(A block of data)
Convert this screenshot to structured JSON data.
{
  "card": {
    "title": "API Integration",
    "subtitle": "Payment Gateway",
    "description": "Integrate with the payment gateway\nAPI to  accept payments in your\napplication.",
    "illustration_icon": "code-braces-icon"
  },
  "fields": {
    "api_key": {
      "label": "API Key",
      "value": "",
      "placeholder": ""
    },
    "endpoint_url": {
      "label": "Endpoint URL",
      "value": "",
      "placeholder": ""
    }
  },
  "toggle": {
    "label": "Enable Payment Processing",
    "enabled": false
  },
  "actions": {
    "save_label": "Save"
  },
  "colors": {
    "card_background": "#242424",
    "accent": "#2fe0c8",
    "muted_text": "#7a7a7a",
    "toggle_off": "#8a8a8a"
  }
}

■ **SET PROBLEM**
Copy out each record exactly as given, omitting none.

■ **WRITTEN RESPONSE**
Convert this screenshot to structured JSON data.
{
  "card": {
    "title": "API Integration",
    "subtitle": "Payment Gateway",
    "description": "Integrate with the payment gateway\nAPI to  accept payments in your\napplication.",
    "illustration_icon": "code-braces-icon"
  },
  "fields": {
    "api_key": {
      "label": "API Key",
      "value": "",
      "placeholder": ""
    },
    "endpoint_url": {
      "label": "Endpoint URL",
      "value": "",
      "placeholder": ""
    }
  },
  "toggle": {
    "label": "Enable Payment Processing",
    "enabled": false
  },
  "actions": {
    "save_label": "Save"
  },
  "colors": {
    "card_background": "#242424",
    "accent": "#2fe0c8",
    "muted_text": "#7a7a7a",
    "toggle_off": "#8a8a8a"
  }
}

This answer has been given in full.